**WHAT TO WORK ON:**
Print each line exactly as it is given.
········
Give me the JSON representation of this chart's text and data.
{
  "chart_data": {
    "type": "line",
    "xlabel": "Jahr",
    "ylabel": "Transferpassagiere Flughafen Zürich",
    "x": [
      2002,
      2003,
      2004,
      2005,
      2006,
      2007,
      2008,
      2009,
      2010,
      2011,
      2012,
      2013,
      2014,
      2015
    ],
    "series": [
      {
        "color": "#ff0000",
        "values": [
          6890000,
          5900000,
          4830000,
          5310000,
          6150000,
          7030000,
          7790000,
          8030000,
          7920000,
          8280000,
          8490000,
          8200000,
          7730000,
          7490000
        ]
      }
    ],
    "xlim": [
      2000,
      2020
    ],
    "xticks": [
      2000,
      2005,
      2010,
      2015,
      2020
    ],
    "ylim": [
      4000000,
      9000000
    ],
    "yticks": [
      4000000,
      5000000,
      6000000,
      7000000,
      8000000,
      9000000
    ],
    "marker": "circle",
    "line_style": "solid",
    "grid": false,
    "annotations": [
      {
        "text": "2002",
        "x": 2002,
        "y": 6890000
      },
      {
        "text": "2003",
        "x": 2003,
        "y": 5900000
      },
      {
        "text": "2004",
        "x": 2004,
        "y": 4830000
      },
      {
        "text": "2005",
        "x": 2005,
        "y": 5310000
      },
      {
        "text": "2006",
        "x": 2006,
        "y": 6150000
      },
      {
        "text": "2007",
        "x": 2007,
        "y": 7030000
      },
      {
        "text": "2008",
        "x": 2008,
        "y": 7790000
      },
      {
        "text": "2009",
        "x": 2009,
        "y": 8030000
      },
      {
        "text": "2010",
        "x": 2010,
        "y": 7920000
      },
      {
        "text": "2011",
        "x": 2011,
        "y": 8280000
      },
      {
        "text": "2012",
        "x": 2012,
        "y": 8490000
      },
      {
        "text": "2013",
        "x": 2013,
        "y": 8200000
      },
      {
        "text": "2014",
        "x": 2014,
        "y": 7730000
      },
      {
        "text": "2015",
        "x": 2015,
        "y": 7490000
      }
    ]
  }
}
········
**SOLUTION FOR THIS EXERCISE:**
Give me the JSON representation of this chart's text and data.
{
  "chart_data": {
    "type": "line",
    "xlabel": "Jahr",
    "ylabel": "Transferpassagiere Flughafen Zürich",
    "x": [
      2002,
      2003,
      2004,
      2005,
      2006,
      2007,
      2008,
      2009,
      2010,
      2011,
      2012,
      2013,
      2014,
      2015
    ],
    "series": [
      {
        "color": "#ff0000",
        "values": [
          6890000,
          5900000,
          4830000,
          5310000,
          6150000,
          7030000,
          7790000,
          8030000,
          7920000,
          8280000,
          8490000,
          8200000,
          7730000,
          7490000
        ]
      }
    ],
    "xlim": [
      2000,
      2020
    ],
    "xticks": [
      2000,
      2005,
      2010,
      2015,
      2020
    ],
    "ylim": [
      4000000,
      9000000
    ],
    "yticks": [
      4000000,
      5000000,
      6000000,
      7000000,
      8000000,
      9000000
    ],
    "marker": "circle",
    "line_style": "solid",
    "grid": false,
    "annotations": [
      {
        "text": "2002",
        "x": 2002,
        "y": 6890000
      },
      {
        "text": "2003",
        "x": 2003,
        "y": 5900000
      },
      {
        "text": "2004",
        "x": 2004,
        "y": 4830000
      },
      {
        "text": "2005",
        "x": 2005,
        "y": 5310000
      },
      {
        "text": "2006",
        "x": 2006,
        "y": 6150000
      },
      {
        "text": "2007",
        "x": 2007,
        "y": 7030000
      },
      {
        "text": "2008",
        "x": 2008,
        "y": 7790000
      },
      {
        "text": "2009",
        "x": 2009,
        "y": 8030000
      },
      {
        "text": "2010",
        "x": 2010,
        "y": 7920000
      },
      {
        "text": "2011",
        "x": 2011,
        "y": 8280000
      },
      {
        "text": "2012",
        "x": 2012,
        "y": 8490000
      },
      {
        "text": "2013",
        "x": 2013,
        "y": 8200000
      },
      {
        "text": "2014",
        "x": 2014,
        "y": 7730000
      },
      {
        "text": "2015",
        "x": 2015,
        "y": 7490000
      }
    ]
  }
}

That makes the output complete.